The Chinese government seized control of another small rural bank over the weekend, “another sign that the problems” in China’s banking system “are more widespread.” While “China’s banking system as a whole doesn’t look overly stretched, smaller banks lent liberally to local governments and businesses, and bad debts are rising as China’s economy sputters. Simultaneously, the banking sector has been hit by tougher rules from Beijing, such as stricter requirements on recognizing overdue loans. The changes are pushing up nonperforming loan ratios and revealing impairments lurking within off-balance-sheet lending.”

Meanwhile, in the U.S., three banks have collapsed over the past month, “bringing the total number of failures this year to four,” the Financial Times reports. “In a country with some 4,700 federally insured lenders, that is a small number. But given that the total last year was zero, the trend is worth watching.”

“Granted, the three bust banks are small canaries in the coal mine: between them they had less than $200 million in assets and five branches. But the last time there were zero U.S.-bank failures was 2006. In 2007 there were three. The year after that? No one needs reminding.

**DATA EXTRACT**

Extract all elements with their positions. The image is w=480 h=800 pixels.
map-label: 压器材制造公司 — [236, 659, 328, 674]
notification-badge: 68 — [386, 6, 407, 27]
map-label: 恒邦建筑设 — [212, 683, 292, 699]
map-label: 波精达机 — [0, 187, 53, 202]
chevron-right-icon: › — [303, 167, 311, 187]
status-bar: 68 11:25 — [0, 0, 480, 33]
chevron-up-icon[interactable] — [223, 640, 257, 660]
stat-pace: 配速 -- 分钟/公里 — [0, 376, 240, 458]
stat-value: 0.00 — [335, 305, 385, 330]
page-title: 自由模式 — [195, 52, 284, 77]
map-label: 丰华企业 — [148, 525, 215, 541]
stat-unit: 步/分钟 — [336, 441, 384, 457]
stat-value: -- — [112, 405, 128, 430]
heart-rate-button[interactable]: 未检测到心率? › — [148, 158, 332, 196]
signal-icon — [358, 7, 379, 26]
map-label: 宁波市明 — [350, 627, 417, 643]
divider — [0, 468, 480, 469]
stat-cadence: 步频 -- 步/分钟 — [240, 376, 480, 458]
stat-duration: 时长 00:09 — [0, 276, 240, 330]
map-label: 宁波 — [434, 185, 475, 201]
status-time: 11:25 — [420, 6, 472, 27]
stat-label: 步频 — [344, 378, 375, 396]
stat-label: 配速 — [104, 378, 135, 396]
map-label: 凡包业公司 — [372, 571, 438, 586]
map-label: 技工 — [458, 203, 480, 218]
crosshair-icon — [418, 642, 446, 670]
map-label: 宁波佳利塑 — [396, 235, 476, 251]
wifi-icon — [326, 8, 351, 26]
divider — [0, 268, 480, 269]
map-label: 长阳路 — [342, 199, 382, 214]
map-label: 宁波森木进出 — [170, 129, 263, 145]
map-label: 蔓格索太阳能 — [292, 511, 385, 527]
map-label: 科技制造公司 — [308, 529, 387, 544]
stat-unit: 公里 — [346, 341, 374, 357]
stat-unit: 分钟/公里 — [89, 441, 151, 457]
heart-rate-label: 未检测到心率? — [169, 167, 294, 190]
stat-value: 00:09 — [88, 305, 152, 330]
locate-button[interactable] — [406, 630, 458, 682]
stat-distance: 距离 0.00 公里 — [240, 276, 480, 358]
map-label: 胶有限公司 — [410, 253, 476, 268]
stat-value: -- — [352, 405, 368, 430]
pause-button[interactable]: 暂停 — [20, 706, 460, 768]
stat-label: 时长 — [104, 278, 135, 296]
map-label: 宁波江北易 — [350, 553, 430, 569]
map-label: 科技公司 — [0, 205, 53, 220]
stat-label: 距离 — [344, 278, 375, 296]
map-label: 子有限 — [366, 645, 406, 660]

**JOB**
Continue the passage on bank troubles in China and the U.S. from the point where it ends.

**TASK ANSWER**
“Bankers should pay attention because the recent closings could portend a stiffer regulatory stance on capital adequacy and risk, industry experts said,” American Banker reports. “Regulators could be looking to address instances of poor management and inadequate capital before the next economic downturn.”

Separately, the European Central Bank Friday terminated the banking license of Anglo-Austrian Bank, formerly known as Bank Meinl, “one of Austria’s best-known financial institutions, amid ongoing concerns over compliance failures and allegations of money laundering that have dogged the bank in recent months.” The move, which was effective immediately, brings “to a close almost a century in banking for the Meinl dynasty.”

Financial Times

A matter of trust

The partnership between Citigroup and Google announced last week to “offer smart checking accounts through Google Pay … remains vague,” and “given the history of the two institutions, and other recent attempts to mix West Coast tech with East Coast finance, it is tempting to conclude that this venture — code named Cache — will hit trouble.”

“But that would be too hasty,” the paper says. “Silicon Valley has already cracked payments. It is only a matter of time before it overturns more complex banking functions. Citi-Google could be a beachhead. If banks such as Citi — which can trace its roots to 1812 — are seeking to do deals with them, you can expect plenty more to follow.”

“Consumer trust issues have long been a stumbling block for challenger banks, but many say Google will face an even tougher time persuading customers to share their financial information as part of its planned checking account,” American Banker reports.

Contactless climbs

The number of contactless payments transactions in the U.K. rose to more than 726 million in August, up nearly 14% compared to the year earlier figure. In pound terms, spending on contactless soared to £6.9 billion, up from £6 billion, according to U.K. Finance, the industry trade body.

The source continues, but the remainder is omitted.